*Aim*: From the material below, list every line containing "this".

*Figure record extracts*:
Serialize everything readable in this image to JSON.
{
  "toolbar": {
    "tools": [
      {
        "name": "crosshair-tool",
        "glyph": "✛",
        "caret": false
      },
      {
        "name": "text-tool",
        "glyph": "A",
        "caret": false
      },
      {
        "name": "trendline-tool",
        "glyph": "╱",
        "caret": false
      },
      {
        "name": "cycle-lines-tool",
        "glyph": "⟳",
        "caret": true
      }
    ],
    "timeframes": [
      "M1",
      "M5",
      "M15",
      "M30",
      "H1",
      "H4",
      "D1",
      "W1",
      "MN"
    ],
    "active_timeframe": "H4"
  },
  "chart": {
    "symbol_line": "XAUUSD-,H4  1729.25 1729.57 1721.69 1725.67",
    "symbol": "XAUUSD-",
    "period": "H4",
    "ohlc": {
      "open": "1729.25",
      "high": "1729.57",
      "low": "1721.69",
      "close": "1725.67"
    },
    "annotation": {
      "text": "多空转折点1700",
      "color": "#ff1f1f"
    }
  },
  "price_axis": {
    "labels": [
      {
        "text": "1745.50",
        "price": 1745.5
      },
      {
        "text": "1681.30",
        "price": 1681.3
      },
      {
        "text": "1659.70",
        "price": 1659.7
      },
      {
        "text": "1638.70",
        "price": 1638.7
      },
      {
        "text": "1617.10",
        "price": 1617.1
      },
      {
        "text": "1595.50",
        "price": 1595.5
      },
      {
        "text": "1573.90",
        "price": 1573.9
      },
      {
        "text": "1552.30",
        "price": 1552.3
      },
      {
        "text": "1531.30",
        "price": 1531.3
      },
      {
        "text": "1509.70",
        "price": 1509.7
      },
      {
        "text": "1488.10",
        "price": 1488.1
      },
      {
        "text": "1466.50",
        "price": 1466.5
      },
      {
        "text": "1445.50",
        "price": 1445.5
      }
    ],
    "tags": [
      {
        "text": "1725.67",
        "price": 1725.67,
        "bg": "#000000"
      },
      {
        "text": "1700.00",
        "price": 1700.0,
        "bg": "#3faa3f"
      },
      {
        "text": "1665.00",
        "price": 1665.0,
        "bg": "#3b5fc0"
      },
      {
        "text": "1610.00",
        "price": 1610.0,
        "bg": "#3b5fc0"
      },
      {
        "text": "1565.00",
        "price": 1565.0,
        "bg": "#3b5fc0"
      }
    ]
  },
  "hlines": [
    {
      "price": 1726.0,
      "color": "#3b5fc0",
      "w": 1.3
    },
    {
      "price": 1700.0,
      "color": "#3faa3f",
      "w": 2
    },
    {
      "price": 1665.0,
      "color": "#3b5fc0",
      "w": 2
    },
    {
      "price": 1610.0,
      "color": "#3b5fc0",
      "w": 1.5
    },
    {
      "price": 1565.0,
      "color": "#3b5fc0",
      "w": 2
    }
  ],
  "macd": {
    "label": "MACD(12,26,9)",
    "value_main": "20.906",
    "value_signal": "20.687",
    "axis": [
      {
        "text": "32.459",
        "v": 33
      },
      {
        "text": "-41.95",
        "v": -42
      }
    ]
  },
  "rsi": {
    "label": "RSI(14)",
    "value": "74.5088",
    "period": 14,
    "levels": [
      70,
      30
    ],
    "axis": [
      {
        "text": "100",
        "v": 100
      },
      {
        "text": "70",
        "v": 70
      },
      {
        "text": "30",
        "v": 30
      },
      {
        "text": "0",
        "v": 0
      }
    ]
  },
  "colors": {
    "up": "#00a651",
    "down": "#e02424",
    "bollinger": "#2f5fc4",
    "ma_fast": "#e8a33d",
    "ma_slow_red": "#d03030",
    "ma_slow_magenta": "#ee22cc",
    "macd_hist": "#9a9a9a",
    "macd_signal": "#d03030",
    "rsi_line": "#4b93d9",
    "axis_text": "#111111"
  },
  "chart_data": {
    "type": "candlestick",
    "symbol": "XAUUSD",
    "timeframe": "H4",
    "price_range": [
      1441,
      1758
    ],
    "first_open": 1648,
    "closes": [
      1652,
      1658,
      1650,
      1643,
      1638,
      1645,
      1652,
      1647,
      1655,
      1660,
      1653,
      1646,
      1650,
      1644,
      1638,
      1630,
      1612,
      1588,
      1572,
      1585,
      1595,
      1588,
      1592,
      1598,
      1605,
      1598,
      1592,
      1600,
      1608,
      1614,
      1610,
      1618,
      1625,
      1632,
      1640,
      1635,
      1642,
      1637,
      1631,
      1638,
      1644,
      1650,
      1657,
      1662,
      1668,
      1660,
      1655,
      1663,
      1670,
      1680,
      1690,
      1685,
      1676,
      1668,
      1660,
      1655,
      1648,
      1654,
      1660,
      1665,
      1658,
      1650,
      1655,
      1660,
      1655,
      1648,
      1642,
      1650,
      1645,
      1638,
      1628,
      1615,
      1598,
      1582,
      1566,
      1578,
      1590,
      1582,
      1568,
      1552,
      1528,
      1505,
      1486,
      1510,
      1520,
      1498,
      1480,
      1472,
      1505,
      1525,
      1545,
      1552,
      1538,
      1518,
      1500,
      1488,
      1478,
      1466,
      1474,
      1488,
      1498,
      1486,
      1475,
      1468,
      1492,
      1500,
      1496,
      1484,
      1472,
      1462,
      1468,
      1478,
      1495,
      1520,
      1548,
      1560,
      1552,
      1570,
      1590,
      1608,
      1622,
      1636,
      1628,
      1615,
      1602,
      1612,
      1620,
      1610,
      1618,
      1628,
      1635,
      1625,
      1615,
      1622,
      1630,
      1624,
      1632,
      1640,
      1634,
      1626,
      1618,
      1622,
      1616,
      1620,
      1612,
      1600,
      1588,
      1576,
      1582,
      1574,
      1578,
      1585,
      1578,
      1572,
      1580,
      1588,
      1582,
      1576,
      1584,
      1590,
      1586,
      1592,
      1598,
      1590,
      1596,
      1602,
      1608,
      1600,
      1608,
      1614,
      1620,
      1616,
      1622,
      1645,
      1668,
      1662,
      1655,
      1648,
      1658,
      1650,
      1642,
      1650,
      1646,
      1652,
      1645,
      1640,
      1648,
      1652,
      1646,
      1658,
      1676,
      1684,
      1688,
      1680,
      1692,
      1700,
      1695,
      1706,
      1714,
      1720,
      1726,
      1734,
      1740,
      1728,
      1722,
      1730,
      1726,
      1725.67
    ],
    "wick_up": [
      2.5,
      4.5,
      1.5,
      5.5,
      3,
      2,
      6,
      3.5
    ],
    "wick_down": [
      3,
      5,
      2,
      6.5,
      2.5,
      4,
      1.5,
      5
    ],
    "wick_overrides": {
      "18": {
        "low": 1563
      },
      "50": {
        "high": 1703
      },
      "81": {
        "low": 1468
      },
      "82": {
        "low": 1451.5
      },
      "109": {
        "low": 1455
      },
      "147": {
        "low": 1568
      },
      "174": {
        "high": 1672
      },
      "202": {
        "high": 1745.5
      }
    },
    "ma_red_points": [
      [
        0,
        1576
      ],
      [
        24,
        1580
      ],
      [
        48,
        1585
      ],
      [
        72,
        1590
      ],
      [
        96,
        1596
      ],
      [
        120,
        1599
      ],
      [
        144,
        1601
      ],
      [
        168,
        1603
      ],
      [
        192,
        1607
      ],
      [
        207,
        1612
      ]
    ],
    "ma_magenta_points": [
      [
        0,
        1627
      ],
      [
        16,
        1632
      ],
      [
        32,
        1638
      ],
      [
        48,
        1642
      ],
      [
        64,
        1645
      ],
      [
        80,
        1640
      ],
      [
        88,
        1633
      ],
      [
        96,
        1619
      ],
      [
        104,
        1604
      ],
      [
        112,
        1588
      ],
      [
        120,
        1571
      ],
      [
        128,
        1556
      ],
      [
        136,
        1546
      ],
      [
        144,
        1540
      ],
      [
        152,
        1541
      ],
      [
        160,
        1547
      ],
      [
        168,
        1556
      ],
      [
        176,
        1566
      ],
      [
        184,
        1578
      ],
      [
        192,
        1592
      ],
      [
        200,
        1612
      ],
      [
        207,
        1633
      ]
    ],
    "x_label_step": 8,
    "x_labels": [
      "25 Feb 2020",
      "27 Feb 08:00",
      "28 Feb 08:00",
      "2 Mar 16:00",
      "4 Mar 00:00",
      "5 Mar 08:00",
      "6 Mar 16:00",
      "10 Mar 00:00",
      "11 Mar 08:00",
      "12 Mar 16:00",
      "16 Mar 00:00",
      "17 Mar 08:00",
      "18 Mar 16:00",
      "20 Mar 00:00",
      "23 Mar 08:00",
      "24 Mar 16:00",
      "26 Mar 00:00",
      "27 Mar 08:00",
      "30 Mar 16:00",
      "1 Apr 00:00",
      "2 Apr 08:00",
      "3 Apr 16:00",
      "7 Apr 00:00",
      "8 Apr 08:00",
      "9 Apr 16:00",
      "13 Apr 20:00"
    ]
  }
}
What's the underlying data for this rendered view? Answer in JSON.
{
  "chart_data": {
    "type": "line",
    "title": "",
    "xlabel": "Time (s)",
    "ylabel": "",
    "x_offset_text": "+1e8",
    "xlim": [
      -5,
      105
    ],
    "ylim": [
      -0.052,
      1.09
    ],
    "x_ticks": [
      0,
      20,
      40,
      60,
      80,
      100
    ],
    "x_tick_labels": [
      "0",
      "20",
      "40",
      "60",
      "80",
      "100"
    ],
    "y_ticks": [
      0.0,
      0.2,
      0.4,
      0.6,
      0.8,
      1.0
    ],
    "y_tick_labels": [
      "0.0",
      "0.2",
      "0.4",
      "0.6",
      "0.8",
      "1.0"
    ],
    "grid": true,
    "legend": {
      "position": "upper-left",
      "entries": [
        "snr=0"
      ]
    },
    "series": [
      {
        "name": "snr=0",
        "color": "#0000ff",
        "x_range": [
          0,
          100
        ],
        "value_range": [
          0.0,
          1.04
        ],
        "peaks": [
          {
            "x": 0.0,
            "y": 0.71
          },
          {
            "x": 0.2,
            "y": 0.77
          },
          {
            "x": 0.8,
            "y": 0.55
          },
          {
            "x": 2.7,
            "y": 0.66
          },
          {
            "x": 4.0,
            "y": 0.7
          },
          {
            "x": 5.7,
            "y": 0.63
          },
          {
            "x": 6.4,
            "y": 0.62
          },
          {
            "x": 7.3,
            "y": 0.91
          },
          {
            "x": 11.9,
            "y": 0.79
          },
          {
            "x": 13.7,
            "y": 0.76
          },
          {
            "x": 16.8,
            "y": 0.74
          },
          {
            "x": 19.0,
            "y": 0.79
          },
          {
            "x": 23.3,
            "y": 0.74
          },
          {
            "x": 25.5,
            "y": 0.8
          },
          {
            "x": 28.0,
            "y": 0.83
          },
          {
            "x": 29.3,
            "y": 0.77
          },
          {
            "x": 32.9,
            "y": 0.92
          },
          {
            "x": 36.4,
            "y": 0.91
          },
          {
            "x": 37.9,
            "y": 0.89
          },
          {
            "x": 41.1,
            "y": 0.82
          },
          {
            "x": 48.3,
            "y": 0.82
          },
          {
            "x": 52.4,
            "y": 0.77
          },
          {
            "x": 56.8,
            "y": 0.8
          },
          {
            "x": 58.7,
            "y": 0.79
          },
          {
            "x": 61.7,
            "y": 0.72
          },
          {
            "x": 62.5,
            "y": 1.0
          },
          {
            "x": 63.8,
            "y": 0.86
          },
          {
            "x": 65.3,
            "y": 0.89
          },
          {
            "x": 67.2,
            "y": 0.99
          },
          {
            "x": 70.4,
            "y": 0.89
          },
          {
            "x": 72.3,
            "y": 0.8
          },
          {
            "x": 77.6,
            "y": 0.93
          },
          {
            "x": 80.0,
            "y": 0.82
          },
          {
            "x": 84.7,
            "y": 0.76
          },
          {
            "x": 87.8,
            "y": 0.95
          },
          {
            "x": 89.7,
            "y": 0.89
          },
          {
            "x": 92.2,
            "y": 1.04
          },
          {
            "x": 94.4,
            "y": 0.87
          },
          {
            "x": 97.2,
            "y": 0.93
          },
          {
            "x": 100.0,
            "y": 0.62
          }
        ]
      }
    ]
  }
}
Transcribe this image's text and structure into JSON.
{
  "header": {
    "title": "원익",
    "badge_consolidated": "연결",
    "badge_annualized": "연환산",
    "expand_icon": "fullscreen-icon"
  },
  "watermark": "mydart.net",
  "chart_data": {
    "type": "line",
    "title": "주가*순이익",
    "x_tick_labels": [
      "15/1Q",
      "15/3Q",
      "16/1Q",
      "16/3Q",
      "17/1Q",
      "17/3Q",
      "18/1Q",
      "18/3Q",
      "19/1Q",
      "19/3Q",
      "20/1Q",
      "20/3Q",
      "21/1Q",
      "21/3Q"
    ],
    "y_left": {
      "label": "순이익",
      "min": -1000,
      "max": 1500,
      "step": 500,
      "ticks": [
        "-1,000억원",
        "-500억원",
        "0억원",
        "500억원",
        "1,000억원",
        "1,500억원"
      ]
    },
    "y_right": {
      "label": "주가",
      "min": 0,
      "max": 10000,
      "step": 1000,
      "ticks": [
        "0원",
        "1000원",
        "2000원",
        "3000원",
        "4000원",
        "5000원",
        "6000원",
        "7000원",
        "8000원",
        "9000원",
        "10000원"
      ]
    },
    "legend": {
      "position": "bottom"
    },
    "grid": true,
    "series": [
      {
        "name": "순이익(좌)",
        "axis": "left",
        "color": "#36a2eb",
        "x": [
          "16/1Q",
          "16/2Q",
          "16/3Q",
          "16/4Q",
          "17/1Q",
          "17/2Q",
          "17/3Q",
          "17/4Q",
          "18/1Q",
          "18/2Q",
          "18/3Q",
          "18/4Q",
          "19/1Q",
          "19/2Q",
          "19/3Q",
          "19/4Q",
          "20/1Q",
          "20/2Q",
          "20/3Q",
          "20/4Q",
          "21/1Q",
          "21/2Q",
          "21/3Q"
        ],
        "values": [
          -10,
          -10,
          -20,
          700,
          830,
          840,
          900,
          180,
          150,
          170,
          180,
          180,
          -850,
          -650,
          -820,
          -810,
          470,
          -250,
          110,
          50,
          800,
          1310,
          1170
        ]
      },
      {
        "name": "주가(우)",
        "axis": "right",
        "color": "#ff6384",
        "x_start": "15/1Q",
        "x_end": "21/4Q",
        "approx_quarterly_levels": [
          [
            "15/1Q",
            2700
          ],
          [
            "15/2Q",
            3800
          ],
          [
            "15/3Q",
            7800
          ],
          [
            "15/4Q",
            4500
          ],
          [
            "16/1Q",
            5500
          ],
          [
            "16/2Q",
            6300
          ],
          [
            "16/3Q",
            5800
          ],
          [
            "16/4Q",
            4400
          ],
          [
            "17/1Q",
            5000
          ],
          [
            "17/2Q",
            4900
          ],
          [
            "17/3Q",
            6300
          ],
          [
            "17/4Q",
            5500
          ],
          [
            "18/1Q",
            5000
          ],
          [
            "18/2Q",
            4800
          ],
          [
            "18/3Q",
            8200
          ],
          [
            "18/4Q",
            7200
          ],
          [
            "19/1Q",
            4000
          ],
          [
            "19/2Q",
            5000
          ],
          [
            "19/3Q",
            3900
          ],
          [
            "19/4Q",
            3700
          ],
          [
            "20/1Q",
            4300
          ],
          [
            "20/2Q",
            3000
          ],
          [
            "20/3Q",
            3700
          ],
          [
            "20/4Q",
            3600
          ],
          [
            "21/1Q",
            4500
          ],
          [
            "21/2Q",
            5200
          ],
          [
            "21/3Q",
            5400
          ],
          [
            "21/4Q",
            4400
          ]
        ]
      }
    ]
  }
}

*Final result*:
Serialize everything readable in this image to JSON.
What's the underlying data for this rendered view? Answer in JSON.
Transcribe this image's text and structure into JSON.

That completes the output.